● Text extract
^^^^^^^^
As the Chinese zodiac turns to the Year of the Snake, investors are left wondering what the new year holds for its equity markets. Traditionally associated with wisdom, strategy, and adaptability, the snake offers a fitting metaphor for navigating the twists and turns of China’s economic landscape and geopolitical environment. Here are three pressing questions that will shape the trajectory of Chinese equities in the year ahead.


1) What would Trump 2.0 bring, on trade and more broadly?

China’s growth paradigm since late 2020 has been a two-speed model, a very strong export machine with poor domestic consumer demand. China’s trade surplus hit a record high of about $1 trillion in 2024, while its 10-year government bond yield hit a record low of 1.6% with its economy trapped in a deflationary cycle with weak consumer confidence. President Trump’s re-election and a new trade war, at the minimum, will threaten the sustainability of export growth, as exports to the US is about 3% of its GDP.

How the forthcoming trade war is fought matters a great deal. A modest and gradual increase in tariffs is unlikely to derail export growth, but a strong and swift tariff increase scenario would put considerable pressure on economic growth in the foreseeable future.

The range of outcomes is very wide, and the path to the end game is highly uncertain. Investors need to stay agile and prepared for volatility and opportunities.

2) Can policy stimulus offset tariff impact and rekindle animal spirits?

The narrative changed significantly after the critical policy pivot in the last week of September 2024. While we do believe that we have seen the inflection point in stimulus policy, the follow-through so far has fallen short of investors' expectations.
^^^^^^^^
● Short problem 1
Retype the Chinese equities outlook word for word, from start to finish.
^^^^^^^^
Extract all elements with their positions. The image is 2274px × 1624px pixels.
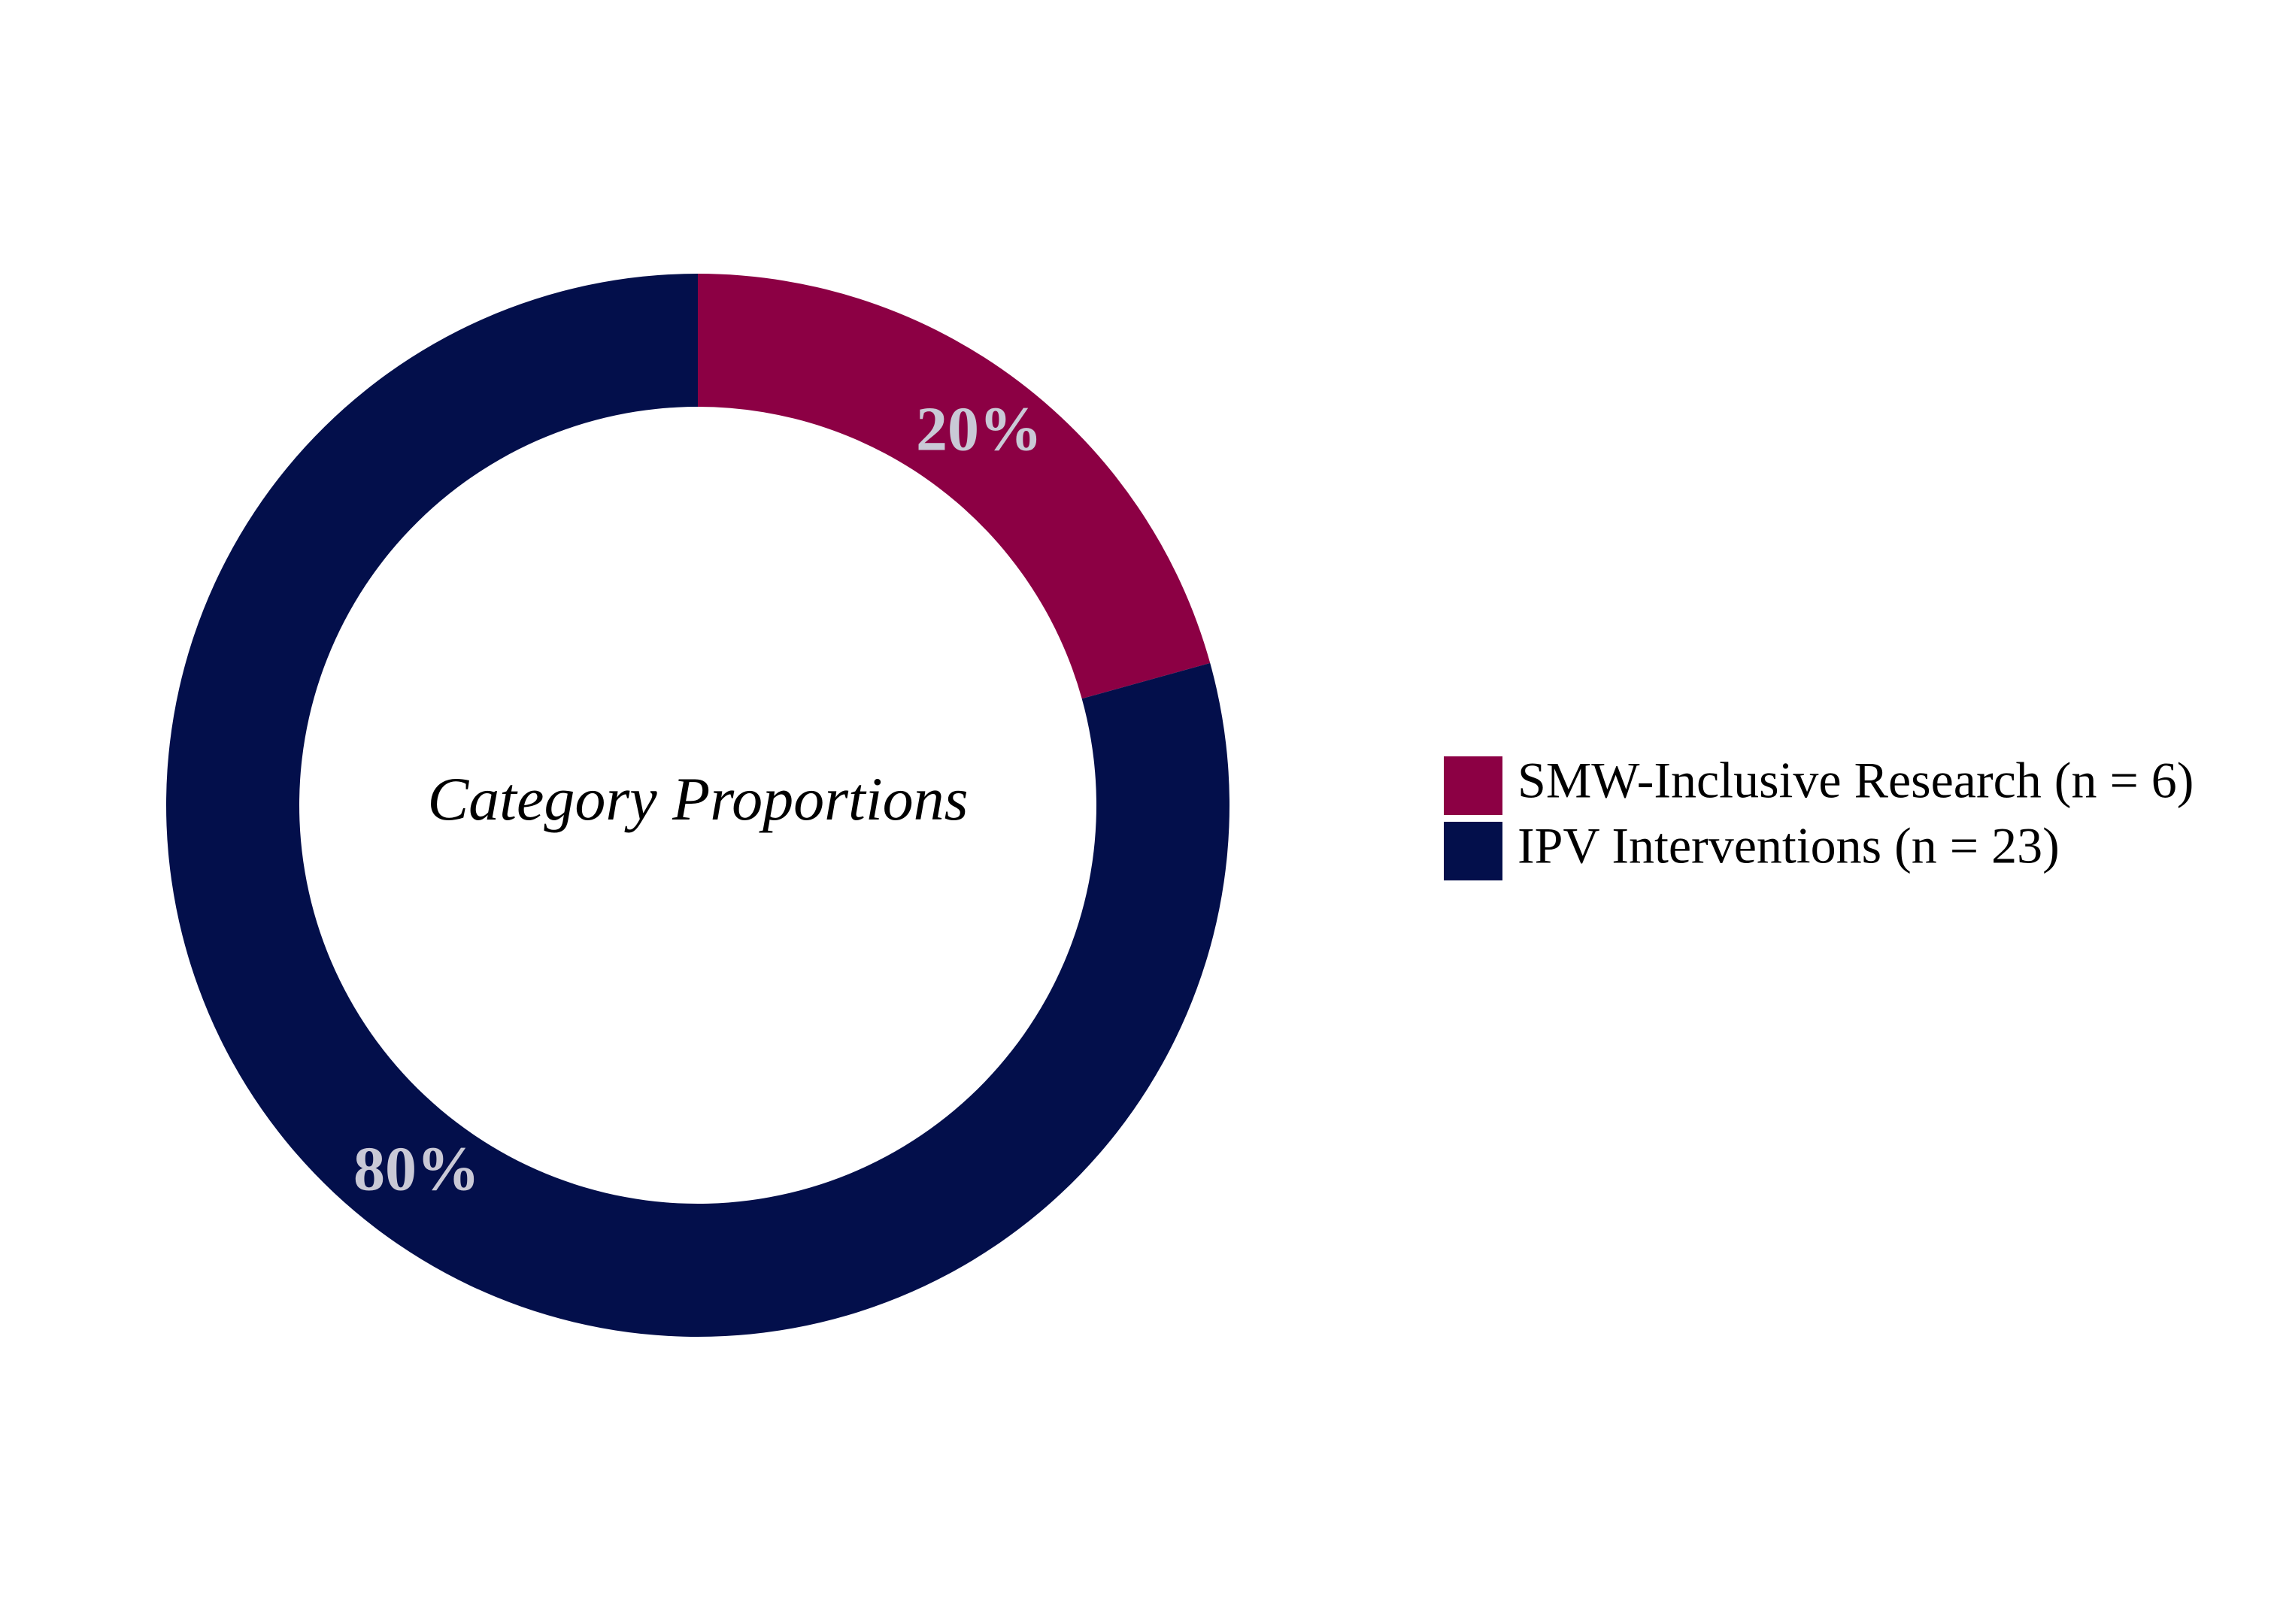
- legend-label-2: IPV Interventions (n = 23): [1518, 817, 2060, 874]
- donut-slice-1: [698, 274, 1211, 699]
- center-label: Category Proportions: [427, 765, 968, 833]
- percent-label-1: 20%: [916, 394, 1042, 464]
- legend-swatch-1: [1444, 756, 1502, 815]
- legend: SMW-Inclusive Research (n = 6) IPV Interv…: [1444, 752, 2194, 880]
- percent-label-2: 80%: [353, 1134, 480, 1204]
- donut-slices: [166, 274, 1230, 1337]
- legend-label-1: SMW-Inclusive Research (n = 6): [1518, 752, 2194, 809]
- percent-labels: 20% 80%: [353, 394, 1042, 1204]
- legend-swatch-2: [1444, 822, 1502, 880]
^^^^^^^^
● Short problem 2
Put the lines of the entries above into a Markdown table with the columns No. and Content, giving each line a row number and skipping blank lines. Leave the pictures out.

● Full response 1
As the Chinese zodiac turns to the Year of the Snake, investors are left wondering what the new year holds for its equity markets. Traditionally associated with wisdom, strategy, and adaptability, the snake offers a fitting metaphor for navigating the twists and turns of China’s economic landscape and geopolitical environment. Here are three pressing questions that will shape the trajectory of Chinese equities in the year ahead.


1) What would Trump 2.0 bring, on trade and more broadly?

China’s growth paradigm since late 2020 has been a two-speed model, a very strong export machine with poor domestic consumer demand. China’s trade surplus hit a record high of about $1 trillion in 2024, while its 10-year government bond yield hit a record low of 1.6% with its economy trapped in a deflationary cycle with weak consumer confidence. President Trump’s re-election and a new trade war, at the minimum, will threaten the sustainability of export growth, as exports to the US is about 3% of its GDP.

How the forthcoming trade war is fought matters a great deal. A modest and gradual increase in tariffs is unlikely to derail export growth, but a strong and swift tariff increase scenario would put considerable pressure on economic growth in the foreseeable future.

The range of outcomes is very wide, and the path to the end game is highly uncertain. Investors need to stay agile and prepared for volatility and opportunities.

2) Can policy stimulus offset tariff impact and rekindle animal spirits?

The narrative changed significantly after the critical policy pivot in the last week of September 2024. While we do believe that we have seen the inflection point in stimulus policy, the follow-through so far has fallen short of investors' expectations.

● Full response 2
| No. | Content |
|---|---|
| 1 | Extract all elements with their positions. The image is 2274px × 1624px pixels. |
| 2 | - legend-label-2: IPV Interventions (n = 23): [1518, 817, 2060, 874] |
| 3 | - donut-slice-1: [698, 274, 1211, 699] |
| 4 | - center-label: Category Proportions: [427, 765, 968, 833] |
| 5 | - percent-label-1: 20%: [916, 394, 1042, 464] |
| 6 | - legend-swatch-1: [1444, 756, 1502, 815] |
| 7 | - legend: SMW-Inclusive Research (n = 6) IPV Interv…: [1444, 752, 2194, 880] |
| 8 | - percent-label-2: 80%: [353, 1134, 480, 1204] |
| 9 | - donut-slices: [166, 274, 1230, 1337] |
| 10 | - legend-label-1: SMW-Inclusive Research (n = 6): [1518, 752, 2194, 809] |
| 11 | - percent-labels: 20% 80%: [353, 394, 1042, 1204] |
| 12 | - legend-swatch-2: [1444, 822, 1502, 880] |